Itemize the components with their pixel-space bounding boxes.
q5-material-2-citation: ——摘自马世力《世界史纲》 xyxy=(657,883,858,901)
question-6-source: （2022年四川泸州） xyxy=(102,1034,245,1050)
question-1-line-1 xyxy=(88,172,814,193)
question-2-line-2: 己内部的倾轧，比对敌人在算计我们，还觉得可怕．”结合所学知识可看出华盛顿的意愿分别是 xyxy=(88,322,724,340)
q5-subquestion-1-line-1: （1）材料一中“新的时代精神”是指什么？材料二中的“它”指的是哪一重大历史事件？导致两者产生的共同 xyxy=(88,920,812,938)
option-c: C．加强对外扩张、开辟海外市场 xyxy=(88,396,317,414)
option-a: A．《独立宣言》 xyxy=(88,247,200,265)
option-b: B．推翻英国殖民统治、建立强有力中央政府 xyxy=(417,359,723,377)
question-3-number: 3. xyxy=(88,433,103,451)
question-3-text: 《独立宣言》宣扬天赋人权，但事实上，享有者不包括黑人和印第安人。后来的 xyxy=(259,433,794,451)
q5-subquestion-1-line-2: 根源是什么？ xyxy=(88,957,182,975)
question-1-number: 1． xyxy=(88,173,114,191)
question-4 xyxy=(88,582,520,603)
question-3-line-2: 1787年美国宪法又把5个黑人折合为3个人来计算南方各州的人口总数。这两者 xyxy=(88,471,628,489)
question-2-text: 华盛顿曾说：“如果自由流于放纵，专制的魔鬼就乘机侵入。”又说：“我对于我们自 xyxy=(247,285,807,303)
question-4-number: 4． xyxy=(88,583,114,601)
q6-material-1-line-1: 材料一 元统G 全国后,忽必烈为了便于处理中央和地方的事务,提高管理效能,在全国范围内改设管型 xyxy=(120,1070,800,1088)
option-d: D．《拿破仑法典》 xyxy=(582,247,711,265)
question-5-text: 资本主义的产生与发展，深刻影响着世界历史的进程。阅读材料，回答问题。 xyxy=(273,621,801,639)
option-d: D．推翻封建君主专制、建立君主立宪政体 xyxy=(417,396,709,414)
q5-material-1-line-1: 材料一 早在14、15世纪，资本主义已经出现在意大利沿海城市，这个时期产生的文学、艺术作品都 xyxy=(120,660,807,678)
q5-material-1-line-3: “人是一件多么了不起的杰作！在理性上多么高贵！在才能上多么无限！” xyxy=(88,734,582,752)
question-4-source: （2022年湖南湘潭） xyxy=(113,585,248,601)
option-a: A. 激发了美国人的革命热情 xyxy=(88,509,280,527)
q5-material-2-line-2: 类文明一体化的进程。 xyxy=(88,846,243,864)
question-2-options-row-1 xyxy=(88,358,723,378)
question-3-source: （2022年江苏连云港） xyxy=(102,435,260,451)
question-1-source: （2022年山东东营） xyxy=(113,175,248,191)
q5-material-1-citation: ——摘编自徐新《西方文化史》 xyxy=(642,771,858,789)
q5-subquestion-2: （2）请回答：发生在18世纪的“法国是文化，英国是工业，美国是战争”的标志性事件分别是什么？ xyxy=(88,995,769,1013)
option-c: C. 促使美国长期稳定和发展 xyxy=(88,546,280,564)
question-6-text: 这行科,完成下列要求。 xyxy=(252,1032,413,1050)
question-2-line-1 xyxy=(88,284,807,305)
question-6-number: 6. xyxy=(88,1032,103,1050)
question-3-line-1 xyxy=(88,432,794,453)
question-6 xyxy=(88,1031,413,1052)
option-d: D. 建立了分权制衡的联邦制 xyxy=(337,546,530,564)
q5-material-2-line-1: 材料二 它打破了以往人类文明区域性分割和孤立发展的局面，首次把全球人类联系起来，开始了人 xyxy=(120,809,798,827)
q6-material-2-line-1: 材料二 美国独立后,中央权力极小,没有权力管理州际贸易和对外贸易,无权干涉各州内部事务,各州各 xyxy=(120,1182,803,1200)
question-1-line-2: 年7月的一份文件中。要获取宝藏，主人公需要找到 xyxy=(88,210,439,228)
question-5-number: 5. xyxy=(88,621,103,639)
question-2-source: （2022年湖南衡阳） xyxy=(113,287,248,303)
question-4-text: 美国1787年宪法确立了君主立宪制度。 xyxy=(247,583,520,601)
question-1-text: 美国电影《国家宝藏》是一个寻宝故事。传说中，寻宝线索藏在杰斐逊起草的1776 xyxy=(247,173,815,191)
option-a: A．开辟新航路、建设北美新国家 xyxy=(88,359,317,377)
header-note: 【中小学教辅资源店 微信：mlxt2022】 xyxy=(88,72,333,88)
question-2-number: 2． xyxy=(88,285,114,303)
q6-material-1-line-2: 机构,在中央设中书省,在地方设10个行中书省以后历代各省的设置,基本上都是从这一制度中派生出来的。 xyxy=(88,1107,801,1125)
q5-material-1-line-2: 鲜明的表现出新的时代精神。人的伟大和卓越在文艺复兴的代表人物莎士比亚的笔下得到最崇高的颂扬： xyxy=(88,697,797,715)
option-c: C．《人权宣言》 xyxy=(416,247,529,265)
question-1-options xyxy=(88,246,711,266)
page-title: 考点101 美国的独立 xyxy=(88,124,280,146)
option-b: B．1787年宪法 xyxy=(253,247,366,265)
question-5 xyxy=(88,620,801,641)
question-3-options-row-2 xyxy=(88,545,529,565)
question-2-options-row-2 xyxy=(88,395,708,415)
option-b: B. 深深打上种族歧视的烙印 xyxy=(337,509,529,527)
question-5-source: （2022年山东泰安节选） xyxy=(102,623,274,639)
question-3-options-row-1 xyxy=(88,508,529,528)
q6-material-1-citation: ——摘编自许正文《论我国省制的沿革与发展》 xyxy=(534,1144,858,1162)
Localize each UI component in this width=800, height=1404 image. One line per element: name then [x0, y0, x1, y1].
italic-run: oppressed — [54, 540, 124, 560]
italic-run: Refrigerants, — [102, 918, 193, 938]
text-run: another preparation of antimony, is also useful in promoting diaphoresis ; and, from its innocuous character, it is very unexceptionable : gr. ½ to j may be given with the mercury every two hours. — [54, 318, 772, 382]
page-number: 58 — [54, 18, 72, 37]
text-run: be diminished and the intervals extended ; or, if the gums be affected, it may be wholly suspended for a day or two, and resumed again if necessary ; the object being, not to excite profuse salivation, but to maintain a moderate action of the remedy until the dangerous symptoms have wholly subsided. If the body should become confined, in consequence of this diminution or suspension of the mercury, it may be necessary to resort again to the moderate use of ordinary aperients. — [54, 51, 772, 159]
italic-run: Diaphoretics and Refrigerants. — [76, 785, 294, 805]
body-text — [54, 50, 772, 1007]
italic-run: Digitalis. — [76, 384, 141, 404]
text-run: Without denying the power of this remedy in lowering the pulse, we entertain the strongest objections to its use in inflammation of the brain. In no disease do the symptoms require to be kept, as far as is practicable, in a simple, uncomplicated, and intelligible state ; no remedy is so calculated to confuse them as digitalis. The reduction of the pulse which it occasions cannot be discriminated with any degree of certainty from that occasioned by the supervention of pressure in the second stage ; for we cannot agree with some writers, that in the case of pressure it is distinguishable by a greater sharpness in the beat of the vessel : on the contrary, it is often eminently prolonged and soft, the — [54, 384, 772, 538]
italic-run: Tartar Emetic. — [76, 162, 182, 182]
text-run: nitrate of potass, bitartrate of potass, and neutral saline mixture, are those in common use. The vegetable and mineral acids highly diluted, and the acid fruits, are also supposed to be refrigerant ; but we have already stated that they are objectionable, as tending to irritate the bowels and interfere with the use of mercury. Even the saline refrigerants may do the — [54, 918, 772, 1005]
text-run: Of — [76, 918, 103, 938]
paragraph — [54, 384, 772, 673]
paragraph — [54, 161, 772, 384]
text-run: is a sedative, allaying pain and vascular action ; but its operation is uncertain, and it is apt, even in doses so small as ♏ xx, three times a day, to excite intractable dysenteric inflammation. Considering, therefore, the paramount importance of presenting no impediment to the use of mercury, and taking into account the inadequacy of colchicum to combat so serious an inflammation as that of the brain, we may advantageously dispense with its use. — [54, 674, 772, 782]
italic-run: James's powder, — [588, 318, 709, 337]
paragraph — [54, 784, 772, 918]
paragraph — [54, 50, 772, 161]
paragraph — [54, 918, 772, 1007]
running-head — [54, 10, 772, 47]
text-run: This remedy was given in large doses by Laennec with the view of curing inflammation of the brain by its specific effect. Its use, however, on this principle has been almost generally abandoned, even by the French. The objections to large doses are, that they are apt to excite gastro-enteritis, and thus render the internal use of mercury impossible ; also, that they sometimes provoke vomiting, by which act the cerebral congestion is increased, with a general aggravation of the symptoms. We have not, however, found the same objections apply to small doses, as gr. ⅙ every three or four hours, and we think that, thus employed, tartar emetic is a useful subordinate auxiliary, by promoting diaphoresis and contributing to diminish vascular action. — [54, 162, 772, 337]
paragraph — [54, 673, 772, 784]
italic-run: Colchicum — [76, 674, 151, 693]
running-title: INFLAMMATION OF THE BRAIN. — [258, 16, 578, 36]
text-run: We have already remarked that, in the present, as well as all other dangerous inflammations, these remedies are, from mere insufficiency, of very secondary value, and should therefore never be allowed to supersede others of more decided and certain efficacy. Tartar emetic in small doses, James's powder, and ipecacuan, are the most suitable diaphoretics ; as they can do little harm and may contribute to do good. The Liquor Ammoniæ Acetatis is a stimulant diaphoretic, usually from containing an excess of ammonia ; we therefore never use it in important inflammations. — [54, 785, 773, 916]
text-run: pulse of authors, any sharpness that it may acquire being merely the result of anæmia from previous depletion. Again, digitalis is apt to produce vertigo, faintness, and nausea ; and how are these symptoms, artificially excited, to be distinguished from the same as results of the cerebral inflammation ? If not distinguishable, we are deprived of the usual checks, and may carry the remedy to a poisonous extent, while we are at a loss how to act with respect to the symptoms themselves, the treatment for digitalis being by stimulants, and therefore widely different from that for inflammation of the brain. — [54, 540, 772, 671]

************

▶ _SHORT TASK_
Extract verbatim the stretch of the data from its very first line through the line containing "question-4-number: 4． xyxy=(88,583,114,601)", including both of those lines.

▶ _ANSWER TO THE EXERCISE_
Itemize the components with their pixel-space bounding boxes.
q5-material-2-citation: ——摘自马世力《世界史纲》 xyxy=(657,883,858,901)
question-6-source: （2022年四川泸州） xyxy=(102,1034,245,1050)
question-1-line-1 xyxy=(88,172,814,193)
question-2-line-2: 己内部的倾轧，比对敌人在算计我们，还觉得可怕．”结合所学知识可看出华盛顿的意愿分别是 xyxy=(88,322,724,340)
q5-subquestion-1-line-1: （1）材料一中“新的时代精神”是指什么？材料二中的“它”指的是哪一重大历史事件？导致两者产生的共同 xyxy=(88,920,812,938)
option-c: C．加强对外扩张、开辟海外市场 xyxy=(88,396,317,414)
option-a: A．《独立宣言》 xyxy=(88,247,200,265)
option-b: B．推翻英国殖民统治、建立强有力中央政府 xyxy=(417,359,723,377)
question-3-number: 3. xyxy=(88,433,103,451)
question-3-text: 《独立宣言》宣扬天赋人权，但事实上，享有者不包括黑人和印第安人。后来的 xyxy=(259,433,794,451)
q5-subquestion-1-line-2: 根源是什么？ xyxy=(88,957,182,975)
question-1-number: 1． xyxy=(88,173,114,191)
question-4 xyxy=(88,582,520,603)
question-3-line-2: 1787年美国宪法又把5个黑人折合为3个人来计算南方各州的人口总数。这两者 xyxy=(88,471,628,489)
question-2-text: 华盛顿曾说：“如果自由流于放纵，专制的魔鬼就乘机侵入。”又说：“我对于我们自 xyxy=(247,285,807,303)
question-4-number: 4． xyxy=(88,583,114,601)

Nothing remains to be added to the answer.